(Data records)
— START —

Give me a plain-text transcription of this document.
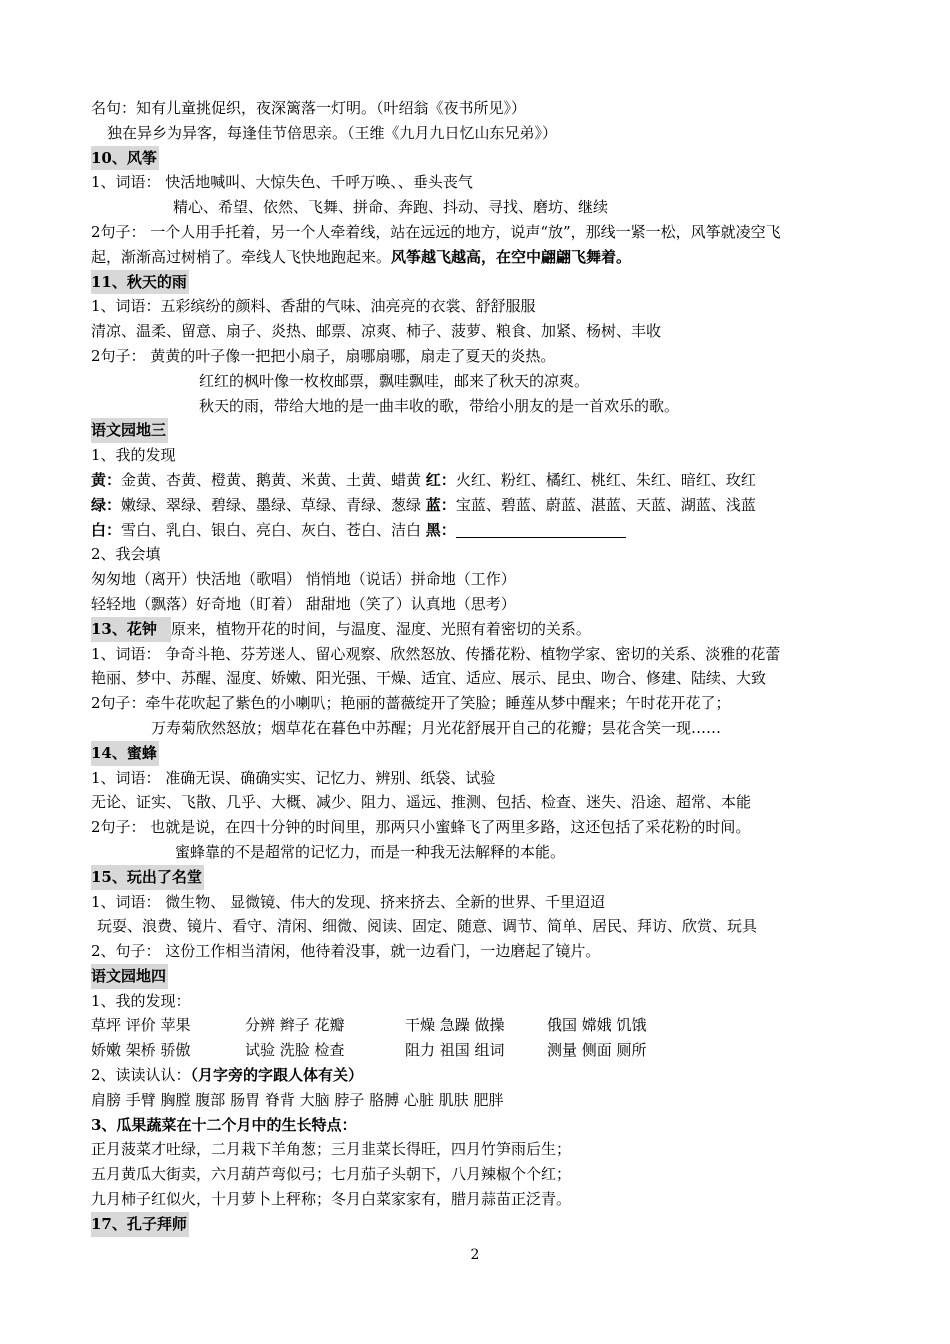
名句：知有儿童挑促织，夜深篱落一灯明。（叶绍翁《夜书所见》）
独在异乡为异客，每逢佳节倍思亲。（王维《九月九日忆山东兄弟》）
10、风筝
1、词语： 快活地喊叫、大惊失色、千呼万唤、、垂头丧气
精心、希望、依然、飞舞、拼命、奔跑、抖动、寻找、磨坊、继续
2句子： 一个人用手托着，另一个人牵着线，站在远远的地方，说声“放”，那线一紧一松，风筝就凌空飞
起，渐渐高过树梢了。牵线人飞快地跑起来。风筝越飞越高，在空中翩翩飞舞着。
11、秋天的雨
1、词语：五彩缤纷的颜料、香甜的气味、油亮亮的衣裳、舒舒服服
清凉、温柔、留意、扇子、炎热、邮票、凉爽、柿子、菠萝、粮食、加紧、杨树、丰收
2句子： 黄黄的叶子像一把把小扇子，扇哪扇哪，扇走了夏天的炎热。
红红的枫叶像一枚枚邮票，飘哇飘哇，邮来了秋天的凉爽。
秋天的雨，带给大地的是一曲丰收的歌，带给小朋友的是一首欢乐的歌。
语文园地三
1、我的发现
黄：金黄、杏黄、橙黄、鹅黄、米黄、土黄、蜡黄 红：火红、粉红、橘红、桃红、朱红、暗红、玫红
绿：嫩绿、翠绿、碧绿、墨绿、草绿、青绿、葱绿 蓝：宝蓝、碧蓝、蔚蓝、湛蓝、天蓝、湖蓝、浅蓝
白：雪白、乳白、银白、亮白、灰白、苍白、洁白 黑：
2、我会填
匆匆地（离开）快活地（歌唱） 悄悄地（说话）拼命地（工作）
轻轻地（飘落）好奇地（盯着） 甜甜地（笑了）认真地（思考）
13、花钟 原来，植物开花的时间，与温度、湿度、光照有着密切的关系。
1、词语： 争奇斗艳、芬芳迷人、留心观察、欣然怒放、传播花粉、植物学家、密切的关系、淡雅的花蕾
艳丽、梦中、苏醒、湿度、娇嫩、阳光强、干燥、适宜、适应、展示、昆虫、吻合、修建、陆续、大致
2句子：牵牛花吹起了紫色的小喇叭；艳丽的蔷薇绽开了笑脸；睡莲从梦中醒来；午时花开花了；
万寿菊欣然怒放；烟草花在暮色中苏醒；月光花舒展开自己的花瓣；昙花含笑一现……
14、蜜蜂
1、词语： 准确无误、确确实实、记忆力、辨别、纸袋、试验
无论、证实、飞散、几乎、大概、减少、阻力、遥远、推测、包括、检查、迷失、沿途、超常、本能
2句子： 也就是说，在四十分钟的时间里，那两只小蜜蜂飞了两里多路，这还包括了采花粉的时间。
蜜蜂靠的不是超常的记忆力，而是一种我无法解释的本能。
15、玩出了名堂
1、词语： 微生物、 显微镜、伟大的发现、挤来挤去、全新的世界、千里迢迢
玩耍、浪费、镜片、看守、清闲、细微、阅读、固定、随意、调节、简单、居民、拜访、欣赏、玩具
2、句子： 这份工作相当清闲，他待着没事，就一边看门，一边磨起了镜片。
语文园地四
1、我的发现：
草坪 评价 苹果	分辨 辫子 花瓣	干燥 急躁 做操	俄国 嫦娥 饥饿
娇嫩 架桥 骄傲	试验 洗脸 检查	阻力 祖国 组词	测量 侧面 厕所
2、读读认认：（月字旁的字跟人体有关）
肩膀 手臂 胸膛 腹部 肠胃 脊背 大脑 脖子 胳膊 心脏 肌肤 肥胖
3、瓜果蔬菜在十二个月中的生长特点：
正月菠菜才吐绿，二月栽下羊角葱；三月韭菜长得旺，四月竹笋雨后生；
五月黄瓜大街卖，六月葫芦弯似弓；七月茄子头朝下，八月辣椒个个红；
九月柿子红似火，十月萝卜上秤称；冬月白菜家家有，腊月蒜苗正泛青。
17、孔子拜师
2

— END —

YOUR INSTRUCTIONS
Repeat each entry exactly as given; no pictures belong in the copy.

OUTPUT FOR THIS TASK
Give me a plain-text transcription of this document.
名句：知有儿童挑促织，夜深篱落一灯明。（叶绍翁《夜书所见》）
独在异乡为异客，每逢佳节倍思亲。（王维《九月九日忆山东兄弟》）
10、风筝
1、词语： 快活地喊叫、大惊失色、千呼万唤、、垂头丧气
精心、希望、依然、飞舞、拼命、奔跑、抖动、寻找、磨坊、继续
2句子： 一个人用手托着，另一个人牵着线，站在远远的地方，说声“放”，那线一紧一松，风筝就凌空飞
起，渐渐高过树梢了。牵线人飞快地跑起来。风筝越飞越高，在空中翩翩飞舞着。
11、秋天的雨
1、词语：五彩缤纷的颜料、香甜的气味、油亮亮的衣裳、舒舒服服
清凉、温柔、留意、扇子、炎热、邮票、凉爽、柿子、菠萝、粮食、加紧、杨树、丰收
2句子： 黄黄的叶子像一把把小扇子，扇哪扇哪，扇走了夏天的炎热。
红红的枫叶像一枚枚邮票，飘哇飘哇，邮来了秋天的凉爽。
秋天的雨，带给大地的是一曲丰收的歌，带给小朋友的是一首欢乐的歌。
语文园地三
1、我的发现
黄：金黄、杏黄、橙黄、鹅黄、米黄、土黄、蜡黄 红：火红、粉红、橘红、桃红、朱红、暗红、玫红
绿：嫩绿、翠绿、碧绿、墨绿、草绿、青绿、葱绿 蓝：宝蓝、碧蓝、蔚蓝、湛蓝、天蓝、湖蓝、浅蓝
白：雪白、乳白、银白、亮白、灰白、苍白、洁白 黑：
2、我会填
匆匆地（离开）快活地（歌唱） 悄悄地（说话）拼命地（工作）
轻轻地（飘落）好奇地（盯着） 甜甜地（笑了）认真地（思考）
13、花钟 原来，植物开花的时间，与温度、湿度、光照有着密切的关系。
1、词语： 争奇斗艳、芬芳迷人、留心观察、欣然怒放、传播花粉、植物学家、密切的关系、淡雅的花蕾
艳丽、梦中、苏醒、湿度、娇嫩、阳光强、干燥、适宜、适应、展示、昆虫、吻合、修建、陆续、大致
2句子：牵牛花吹起了紫色的小喇叭；艳丽的蔷薇绽开了笑脸；睡莲从梦中醒来；午时花开花了；
万寿菊欣然怒放；烟草花在暮色中苏醒；月光花舒展开自己的花瓣；昙花含笑一现……
14、蜜蜂
1、词语： 准确无误、确确实实、记忆力、辨别、纸袋、试验
无论、证实、飞散、几乎、大概、减少、阻力、遥远、推测、包括、检查、迷失、沿途、超常、本能
2句子： 也就是说，在四十分钟的时间里，那两只小蜜蜂飞了两里多路，这还包括了采花粉的时间。
蜜蜂靠的不是超常的记忆力，而是一种我无法解释的本能。
15、玩出了名堂
1、词语： 微生物、 显微镜、伟大的发现、挤来挤去、全新的世界、千里迢迢
玩耍、浪费、镜片、看守、清闲、细微、阅读、固定、随意、调节、简单、居民、拜访、欣赏、玩具
2、句子： 这份工作相当清闲，他待着没事，就一边看门，一边磨起了镜片。
语文园地四
1、我的发现：
草坪 评价 苹果	分辨 辫子 花瓣	干燥 急躁 做操	俄国 嫦娥 饥饿
娇嫩 架桥 骄傲	试验 洗脸 检查	阻力 祖国 组词	测量 侧面 厕所
2、读读认认：（月字旁的字跟人体有关）
肩膀 手臂 胸膛 腹部 肠胃 脊背 大脑 脖子 胳膊 心脏 肌肤 肥胖
3、瓜果蔬菜在十二个月中的生长特点：
正月菠菜才吐绿，二月栽下羊角葱；三月韭菜长得旺，四月竹笋雨后生；
五月黄瓜大街卖，六月葫芦弯似弓；七月茄子头朝下，八月辣椒个个红；
九月柿子红似火，十月萝卜上秤称；冬月白菜家家有，腊月蒜苗正泛青。
17、孔子拜师
2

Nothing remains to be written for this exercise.